_Task input_:
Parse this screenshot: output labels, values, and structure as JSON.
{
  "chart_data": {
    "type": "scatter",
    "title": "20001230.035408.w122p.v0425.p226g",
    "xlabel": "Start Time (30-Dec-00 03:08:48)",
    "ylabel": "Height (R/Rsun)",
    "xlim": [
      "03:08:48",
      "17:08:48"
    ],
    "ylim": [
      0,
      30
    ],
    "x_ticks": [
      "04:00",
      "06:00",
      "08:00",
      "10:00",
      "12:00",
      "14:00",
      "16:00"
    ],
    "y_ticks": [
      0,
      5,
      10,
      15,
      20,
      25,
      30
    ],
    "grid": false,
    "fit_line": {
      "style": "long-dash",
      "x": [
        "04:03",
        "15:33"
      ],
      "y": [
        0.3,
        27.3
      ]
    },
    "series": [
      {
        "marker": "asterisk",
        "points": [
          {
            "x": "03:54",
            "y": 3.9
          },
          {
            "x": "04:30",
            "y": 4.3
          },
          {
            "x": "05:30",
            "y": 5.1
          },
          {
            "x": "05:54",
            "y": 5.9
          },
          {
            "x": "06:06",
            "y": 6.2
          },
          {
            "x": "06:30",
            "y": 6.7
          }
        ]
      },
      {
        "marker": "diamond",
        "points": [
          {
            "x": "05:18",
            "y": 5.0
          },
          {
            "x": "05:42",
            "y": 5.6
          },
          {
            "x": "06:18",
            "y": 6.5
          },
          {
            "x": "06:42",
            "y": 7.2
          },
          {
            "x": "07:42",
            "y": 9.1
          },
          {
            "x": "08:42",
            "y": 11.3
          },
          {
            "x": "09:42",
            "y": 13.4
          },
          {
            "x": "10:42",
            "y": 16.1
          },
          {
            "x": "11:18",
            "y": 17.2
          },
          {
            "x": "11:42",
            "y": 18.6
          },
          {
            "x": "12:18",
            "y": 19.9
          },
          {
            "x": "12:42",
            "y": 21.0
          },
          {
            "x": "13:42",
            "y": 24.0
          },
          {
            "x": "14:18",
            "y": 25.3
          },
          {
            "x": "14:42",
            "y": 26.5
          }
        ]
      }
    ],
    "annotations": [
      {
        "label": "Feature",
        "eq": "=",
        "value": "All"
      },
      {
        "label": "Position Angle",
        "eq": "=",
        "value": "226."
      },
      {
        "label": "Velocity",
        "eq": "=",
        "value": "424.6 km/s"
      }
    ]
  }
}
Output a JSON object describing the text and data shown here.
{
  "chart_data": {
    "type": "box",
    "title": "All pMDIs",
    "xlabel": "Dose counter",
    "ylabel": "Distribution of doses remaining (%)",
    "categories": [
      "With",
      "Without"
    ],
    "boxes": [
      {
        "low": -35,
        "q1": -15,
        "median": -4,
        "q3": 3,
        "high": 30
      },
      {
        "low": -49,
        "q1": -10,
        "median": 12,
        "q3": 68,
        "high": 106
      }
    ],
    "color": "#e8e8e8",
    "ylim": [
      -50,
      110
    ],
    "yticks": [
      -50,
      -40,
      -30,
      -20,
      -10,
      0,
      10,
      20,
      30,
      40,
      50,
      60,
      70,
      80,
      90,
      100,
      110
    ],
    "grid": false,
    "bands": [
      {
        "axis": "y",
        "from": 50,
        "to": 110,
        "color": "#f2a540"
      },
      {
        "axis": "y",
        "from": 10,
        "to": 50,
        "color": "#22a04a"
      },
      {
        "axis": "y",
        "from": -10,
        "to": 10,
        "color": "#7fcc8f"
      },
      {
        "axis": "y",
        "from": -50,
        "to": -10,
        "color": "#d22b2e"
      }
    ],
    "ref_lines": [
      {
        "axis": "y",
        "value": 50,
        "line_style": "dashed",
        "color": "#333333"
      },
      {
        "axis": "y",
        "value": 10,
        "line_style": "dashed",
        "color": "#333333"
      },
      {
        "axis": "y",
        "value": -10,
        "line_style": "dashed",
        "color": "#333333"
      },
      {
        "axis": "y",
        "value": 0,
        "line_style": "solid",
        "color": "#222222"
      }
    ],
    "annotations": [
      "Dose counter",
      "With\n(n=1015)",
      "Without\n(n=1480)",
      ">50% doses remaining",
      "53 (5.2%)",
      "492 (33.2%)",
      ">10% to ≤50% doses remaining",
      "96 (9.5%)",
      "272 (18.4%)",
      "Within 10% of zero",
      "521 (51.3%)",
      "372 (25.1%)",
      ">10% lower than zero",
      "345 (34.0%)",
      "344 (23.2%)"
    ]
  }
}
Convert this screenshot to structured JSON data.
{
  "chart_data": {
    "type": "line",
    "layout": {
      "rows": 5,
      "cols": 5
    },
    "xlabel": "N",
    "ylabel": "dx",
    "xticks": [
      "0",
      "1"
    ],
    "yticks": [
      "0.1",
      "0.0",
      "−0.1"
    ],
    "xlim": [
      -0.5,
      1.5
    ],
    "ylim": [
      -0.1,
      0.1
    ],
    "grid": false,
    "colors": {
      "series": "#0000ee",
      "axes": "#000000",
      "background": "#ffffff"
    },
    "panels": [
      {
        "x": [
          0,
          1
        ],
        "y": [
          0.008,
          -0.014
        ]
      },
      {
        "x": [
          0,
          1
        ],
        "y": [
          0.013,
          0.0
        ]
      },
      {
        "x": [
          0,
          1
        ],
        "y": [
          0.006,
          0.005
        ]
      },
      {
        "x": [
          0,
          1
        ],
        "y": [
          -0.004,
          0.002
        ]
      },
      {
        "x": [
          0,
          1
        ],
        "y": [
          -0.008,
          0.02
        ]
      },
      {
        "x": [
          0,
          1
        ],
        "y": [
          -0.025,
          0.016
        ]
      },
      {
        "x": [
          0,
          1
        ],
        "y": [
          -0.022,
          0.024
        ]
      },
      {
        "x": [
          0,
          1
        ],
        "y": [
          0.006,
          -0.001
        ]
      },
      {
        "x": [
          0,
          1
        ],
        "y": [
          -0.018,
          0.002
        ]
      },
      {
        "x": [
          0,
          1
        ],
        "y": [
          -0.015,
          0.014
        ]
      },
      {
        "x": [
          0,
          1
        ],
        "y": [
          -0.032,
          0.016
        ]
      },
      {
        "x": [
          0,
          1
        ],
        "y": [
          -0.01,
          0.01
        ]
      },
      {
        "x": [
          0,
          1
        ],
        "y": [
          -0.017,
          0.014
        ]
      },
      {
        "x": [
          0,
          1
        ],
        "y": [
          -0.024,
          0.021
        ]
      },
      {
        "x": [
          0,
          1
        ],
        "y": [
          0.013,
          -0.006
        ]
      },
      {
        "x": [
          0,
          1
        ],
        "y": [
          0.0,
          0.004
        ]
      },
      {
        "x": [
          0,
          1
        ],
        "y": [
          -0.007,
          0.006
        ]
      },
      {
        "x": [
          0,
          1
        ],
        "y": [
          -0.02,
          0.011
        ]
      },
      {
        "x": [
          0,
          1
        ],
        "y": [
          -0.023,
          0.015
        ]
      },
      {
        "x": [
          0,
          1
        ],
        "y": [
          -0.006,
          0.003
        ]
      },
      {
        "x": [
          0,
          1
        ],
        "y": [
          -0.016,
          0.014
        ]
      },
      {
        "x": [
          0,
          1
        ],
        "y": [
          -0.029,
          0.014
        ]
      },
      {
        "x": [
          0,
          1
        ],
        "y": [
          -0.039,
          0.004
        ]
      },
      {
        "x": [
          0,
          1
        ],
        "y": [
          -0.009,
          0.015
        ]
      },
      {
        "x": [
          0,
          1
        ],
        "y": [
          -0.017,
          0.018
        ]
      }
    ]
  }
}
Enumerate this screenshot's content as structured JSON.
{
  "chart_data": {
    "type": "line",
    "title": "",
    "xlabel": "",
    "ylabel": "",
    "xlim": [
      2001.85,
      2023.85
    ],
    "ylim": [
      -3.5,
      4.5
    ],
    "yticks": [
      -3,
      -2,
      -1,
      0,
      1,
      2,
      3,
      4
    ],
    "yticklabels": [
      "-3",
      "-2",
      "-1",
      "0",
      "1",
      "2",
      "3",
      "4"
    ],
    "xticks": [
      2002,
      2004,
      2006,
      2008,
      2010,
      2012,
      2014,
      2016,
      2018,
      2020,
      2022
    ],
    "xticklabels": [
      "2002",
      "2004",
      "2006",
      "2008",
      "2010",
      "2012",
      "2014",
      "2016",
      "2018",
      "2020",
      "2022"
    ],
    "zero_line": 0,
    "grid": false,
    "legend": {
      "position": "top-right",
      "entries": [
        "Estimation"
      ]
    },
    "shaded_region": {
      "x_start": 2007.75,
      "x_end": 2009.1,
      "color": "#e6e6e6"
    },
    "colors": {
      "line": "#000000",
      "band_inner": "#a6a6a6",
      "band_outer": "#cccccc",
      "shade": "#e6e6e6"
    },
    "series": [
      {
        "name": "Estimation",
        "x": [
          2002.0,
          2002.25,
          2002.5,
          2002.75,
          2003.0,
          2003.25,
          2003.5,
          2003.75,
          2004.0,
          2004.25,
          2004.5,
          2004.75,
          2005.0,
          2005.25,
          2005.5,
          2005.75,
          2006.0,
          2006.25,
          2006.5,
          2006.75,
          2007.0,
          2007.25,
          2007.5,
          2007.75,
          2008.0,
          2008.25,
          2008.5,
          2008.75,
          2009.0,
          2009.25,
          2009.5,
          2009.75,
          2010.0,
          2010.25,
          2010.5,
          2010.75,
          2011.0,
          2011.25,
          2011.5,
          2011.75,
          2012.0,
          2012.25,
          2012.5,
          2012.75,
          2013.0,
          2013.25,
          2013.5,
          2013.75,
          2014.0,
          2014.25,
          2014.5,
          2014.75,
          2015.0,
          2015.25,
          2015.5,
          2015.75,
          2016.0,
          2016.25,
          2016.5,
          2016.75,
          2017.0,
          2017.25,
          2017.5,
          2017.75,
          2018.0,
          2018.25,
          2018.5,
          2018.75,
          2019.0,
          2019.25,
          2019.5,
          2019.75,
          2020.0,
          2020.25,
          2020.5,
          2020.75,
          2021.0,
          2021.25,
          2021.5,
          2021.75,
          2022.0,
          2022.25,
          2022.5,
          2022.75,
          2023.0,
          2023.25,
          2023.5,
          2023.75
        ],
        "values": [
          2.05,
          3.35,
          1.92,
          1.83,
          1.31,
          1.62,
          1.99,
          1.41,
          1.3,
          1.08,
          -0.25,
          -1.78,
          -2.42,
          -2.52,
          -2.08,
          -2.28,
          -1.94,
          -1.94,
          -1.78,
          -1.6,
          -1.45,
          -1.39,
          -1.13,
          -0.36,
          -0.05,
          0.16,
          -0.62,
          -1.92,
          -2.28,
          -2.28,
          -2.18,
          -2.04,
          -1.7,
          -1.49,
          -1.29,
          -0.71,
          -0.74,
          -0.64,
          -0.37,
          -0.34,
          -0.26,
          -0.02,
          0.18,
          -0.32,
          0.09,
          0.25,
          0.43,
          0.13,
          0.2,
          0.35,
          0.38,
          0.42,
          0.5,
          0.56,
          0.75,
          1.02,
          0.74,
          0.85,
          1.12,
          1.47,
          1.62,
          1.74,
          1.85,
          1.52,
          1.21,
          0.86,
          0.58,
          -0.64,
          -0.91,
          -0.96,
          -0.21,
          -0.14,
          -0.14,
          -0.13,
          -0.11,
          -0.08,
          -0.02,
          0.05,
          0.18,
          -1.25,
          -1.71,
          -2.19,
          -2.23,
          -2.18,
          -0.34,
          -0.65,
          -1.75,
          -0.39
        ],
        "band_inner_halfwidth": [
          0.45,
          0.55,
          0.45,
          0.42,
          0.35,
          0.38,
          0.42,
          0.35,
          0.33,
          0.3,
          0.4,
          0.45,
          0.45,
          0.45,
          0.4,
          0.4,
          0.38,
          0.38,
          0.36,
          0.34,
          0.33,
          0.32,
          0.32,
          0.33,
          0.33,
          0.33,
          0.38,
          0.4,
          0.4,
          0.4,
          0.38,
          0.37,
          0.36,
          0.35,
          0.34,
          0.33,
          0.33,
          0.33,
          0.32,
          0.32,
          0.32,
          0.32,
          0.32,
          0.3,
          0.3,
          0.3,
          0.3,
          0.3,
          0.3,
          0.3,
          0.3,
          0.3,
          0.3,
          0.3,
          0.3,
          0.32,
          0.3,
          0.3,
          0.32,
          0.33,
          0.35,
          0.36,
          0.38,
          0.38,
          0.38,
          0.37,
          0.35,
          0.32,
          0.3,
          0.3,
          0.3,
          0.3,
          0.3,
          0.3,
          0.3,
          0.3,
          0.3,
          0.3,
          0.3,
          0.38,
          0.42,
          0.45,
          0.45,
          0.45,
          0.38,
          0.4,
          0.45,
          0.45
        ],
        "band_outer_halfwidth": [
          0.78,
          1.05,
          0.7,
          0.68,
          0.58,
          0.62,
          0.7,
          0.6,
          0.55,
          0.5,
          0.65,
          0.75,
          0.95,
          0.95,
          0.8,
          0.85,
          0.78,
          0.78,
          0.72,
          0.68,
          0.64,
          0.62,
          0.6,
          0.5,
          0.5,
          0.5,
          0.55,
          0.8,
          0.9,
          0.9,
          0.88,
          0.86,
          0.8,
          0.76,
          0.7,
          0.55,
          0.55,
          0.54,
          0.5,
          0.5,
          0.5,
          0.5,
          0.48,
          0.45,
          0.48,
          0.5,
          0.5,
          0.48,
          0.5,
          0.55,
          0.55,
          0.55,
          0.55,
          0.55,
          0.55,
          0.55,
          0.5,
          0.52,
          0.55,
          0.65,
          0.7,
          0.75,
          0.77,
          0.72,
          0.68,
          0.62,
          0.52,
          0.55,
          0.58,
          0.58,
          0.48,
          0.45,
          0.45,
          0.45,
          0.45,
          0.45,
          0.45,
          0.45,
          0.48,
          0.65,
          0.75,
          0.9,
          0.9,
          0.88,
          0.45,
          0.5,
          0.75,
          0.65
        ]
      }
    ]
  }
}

_Direction_: Every line above that contains the word "doses" should be reported.

_Finished task_:
    "ylabel": "Distribution of doses remaining (%)",
      ">50% doses remaining",
      ">10% to ≤50% doses remaining",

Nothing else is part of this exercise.